▶ _Required work_
Collect the lines of the entries where "circle" shows up.

(Collected data entries)

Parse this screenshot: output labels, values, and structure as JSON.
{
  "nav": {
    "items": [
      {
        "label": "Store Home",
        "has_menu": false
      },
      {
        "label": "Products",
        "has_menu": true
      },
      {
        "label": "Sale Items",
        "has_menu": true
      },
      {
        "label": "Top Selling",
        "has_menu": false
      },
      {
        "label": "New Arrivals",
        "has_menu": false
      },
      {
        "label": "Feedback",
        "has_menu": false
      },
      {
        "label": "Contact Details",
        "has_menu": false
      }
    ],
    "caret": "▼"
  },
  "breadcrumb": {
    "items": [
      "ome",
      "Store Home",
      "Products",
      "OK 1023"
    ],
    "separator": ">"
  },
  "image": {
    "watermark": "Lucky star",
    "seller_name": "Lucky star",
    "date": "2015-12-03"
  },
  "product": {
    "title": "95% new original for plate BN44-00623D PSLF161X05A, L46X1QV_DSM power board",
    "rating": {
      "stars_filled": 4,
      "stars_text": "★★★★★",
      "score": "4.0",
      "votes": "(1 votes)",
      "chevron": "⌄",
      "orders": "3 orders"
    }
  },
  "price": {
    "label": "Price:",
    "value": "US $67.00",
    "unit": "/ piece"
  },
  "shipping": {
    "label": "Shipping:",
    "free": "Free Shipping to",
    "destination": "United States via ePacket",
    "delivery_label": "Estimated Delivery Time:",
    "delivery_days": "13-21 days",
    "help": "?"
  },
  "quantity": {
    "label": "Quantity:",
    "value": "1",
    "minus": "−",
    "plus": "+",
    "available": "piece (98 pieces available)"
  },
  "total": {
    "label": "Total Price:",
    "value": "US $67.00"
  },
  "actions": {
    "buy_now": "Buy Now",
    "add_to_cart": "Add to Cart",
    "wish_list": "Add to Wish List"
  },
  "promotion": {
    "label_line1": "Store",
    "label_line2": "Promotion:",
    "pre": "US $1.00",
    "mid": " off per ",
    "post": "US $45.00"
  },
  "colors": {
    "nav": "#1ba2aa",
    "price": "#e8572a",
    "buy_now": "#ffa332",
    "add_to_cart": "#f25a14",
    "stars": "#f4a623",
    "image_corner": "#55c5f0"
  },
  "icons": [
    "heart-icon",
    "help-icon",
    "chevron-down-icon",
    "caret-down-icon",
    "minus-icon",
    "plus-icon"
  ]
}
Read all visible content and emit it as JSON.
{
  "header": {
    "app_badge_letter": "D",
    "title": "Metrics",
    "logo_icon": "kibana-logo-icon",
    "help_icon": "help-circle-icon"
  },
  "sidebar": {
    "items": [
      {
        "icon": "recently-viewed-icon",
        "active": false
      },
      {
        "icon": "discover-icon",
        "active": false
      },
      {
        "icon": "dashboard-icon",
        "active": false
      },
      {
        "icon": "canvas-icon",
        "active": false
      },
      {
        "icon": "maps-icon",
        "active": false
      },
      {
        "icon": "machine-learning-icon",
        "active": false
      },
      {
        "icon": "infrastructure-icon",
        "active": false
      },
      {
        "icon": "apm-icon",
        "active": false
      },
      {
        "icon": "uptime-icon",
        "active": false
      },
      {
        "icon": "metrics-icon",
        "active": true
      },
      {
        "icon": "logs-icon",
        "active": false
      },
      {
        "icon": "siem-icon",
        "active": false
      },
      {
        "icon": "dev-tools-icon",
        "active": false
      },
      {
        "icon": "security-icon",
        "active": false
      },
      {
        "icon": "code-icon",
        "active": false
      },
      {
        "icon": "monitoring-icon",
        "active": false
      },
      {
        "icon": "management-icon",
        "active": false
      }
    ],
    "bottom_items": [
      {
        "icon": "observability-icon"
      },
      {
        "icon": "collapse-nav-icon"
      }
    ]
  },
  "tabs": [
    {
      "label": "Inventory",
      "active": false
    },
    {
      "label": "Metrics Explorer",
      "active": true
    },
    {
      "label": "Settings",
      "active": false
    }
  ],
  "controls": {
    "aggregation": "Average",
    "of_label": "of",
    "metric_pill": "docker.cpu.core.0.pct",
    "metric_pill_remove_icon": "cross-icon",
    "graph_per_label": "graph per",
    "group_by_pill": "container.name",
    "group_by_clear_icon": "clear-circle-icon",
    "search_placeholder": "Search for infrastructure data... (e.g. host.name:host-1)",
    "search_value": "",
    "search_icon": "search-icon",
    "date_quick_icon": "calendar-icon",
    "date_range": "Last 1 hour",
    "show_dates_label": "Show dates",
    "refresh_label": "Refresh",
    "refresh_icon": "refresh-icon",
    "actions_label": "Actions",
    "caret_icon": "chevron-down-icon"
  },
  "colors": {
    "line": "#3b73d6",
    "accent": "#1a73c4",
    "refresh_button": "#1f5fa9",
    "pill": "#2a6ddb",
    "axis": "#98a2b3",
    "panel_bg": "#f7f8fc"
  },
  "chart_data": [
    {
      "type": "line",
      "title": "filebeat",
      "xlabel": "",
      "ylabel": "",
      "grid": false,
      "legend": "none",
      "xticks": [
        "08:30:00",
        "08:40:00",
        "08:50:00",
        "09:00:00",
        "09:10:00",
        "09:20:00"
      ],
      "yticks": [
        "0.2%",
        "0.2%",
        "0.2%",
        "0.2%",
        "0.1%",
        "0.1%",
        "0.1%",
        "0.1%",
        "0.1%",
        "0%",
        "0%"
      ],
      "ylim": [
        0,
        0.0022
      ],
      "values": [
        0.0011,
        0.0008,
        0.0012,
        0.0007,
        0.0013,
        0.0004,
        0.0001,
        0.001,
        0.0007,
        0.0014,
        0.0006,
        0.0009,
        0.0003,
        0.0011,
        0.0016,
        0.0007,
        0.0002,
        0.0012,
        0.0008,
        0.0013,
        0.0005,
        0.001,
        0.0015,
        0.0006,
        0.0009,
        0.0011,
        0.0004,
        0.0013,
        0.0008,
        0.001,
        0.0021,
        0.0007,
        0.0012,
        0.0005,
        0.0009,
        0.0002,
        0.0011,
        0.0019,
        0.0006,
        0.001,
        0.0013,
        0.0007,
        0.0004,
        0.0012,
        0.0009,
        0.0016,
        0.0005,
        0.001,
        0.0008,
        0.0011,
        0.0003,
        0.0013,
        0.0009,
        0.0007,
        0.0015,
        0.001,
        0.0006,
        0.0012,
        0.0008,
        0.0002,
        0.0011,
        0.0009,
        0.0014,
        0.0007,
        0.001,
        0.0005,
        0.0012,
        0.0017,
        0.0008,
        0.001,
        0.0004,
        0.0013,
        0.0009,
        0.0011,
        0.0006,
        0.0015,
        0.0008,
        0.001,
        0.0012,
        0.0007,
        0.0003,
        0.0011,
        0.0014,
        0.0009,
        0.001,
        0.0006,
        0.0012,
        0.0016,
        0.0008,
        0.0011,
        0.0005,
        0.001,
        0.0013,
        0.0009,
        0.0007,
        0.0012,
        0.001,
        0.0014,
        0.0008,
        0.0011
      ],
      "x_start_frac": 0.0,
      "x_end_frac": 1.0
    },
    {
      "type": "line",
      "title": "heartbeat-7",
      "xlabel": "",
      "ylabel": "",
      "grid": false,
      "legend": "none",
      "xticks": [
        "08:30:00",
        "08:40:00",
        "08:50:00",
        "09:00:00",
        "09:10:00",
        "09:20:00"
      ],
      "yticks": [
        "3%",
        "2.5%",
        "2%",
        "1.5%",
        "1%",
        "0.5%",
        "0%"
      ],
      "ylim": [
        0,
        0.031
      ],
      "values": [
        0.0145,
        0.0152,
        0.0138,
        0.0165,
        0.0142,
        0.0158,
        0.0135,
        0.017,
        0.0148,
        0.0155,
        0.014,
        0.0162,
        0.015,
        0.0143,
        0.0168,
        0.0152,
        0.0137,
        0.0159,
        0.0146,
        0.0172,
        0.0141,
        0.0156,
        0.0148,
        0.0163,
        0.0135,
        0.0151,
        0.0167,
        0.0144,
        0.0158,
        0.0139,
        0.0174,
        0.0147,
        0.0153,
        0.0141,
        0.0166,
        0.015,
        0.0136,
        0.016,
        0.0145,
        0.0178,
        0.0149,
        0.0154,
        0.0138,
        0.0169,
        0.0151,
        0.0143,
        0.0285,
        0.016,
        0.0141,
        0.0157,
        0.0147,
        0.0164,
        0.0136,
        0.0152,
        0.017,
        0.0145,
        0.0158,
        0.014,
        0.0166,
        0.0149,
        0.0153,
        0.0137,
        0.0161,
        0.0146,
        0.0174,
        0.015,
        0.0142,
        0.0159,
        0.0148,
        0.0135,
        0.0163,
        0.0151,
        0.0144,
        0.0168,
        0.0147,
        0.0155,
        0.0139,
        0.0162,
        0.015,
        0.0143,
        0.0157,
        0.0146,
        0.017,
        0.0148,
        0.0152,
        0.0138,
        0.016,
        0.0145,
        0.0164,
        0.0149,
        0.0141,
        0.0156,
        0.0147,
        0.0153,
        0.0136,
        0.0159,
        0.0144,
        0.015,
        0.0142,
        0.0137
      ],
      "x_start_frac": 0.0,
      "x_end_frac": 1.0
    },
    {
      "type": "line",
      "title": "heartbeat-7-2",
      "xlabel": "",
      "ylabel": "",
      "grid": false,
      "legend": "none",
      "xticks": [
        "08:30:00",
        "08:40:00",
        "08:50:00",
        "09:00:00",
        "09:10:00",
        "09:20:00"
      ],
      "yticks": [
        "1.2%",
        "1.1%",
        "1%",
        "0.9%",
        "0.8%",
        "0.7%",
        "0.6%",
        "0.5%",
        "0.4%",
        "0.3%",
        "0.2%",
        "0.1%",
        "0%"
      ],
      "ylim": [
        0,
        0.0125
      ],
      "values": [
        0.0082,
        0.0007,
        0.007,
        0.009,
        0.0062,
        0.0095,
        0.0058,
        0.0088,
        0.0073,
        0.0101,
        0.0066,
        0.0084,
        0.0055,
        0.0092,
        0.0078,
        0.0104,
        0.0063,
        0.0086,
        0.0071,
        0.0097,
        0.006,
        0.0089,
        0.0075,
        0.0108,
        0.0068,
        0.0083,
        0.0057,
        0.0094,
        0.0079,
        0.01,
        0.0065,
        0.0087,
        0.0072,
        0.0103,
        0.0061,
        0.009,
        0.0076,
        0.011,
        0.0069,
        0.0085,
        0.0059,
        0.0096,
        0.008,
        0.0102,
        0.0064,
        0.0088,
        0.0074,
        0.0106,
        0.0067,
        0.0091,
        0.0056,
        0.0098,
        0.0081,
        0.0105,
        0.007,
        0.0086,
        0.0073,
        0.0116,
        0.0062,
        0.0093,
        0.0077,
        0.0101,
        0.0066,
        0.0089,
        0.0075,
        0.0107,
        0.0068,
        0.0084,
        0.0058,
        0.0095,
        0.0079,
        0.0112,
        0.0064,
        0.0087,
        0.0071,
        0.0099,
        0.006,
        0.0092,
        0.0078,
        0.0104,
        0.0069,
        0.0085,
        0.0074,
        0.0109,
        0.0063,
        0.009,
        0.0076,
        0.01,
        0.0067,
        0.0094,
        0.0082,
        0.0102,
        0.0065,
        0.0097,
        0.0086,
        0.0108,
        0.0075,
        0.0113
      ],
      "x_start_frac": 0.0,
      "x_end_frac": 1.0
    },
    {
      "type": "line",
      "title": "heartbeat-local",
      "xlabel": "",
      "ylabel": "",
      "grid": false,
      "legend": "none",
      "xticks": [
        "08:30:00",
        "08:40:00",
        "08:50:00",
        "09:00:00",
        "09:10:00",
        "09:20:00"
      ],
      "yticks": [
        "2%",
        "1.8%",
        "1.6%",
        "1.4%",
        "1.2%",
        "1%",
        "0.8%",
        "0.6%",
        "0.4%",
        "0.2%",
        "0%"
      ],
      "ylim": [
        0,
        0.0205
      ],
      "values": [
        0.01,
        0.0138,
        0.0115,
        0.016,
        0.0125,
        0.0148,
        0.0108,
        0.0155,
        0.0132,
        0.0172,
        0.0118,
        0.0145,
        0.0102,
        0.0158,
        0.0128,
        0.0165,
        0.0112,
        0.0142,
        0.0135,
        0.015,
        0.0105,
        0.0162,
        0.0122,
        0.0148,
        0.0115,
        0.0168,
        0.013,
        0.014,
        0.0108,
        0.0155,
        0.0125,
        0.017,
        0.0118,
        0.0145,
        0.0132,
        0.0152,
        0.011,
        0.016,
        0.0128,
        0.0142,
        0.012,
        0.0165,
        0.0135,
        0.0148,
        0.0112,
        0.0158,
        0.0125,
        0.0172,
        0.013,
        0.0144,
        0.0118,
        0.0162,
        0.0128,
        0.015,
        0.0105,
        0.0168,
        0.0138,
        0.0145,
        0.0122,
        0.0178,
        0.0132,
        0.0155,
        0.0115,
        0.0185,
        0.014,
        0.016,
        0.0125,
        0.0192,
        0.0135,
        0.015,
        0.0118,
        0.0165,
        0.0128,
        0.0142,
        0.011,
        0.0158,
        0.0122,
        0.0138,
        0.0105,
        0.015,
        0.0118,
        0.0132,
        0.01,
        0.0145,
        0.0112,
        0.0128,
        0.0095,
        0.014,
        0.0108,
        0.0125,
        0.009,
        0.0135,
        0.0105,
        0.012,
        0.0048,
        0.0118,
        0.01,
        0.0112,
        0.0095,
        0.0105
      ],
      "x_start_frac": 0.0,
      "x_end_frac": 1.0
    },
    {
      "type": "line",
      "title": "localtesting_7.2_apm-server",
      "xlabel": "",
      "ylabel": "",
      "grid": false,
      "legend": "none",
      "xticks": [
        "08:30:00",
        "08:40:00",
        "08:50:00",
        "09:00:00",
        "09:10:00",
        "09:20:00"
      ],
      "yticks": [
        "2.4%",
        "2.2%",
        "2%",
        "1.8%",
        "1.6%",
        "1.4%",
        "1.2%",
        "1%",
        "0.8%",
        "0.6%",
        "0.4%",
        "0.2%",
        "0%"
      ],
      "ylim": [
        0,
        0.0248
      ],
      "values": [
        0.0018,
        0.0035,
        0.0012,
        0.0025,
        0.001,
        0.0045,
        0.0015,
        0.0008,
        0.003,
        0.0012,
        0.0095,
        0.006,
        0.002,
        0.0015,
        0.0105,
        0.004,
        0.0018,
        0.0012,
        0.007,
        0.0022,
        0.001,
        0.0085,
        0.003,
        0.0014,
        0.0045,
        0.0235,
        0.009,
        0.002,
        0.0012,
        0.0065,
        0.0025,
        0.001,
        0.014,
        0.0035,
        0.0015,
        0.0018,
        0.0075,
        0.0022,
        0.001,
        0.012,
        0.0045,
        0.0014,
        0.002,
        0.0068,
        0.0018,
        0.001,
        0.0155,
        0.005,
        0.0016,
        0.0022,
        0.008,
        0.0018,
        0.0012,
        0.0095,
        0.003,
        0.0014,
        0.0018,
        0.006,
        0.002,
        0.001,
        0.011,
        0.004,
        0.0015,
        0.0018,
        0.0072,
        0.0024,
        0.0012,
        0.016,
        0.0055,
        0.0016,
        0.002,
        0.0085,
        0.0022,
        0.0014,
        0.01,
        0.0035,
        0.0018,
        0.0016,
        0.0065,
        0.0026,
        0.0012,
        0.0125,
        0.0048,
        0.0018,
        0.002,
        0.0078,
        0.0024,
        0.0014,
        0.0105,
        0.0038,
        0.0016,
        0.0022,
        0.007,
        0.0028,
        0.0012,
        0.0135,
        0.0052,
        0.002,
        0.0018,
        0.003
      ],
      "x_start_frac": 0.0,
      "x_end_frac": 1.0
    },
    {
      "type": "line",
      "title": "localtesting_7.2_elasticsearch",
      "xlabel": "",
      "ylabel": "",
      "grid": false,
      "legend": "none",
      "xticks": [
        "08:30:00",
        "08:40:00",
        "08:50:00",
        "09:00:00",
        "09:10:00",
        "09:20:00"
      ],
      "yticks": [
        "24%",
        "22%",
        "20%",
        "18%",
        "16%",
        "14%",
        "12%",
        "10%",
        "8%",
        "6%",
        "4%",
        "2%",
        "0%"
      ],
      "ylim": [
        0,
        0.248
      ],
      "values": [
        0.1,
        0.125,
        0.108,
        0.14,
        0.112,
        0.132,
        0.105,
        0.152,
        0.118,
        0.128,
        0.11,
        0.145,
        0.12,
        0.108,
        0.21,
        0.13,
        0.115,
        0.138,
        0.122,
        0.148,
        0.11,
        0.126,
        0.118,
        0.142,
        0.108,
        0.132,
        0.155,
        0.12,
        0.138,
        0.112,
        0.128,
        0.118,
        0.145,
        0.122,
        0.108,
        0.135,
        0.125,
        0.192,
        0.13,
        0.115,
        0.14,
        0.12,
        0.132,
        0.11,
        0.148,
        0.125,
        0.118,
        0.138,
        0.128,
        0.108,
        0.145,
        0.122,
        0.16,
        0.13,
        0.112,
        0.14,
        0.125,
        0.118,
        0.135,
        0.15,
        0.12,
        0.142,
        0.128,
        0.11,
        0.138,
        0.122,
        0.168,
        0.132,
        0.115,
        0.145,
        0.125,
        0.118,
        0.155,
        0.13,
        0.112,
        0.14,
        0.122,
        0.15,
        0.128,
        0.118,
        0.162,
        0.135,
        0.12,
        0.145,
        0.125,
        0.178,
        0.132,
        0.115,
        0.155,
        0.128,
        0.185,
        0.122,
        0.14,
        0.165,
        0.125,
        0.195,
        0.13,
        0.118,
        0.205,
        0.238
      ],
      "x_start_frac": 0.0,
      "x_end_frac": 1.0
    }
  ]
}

▶ _Solved problem_
    "help_icon": "help-circle-icon"
    "group_by_clear_icon": "clear-circle-icon",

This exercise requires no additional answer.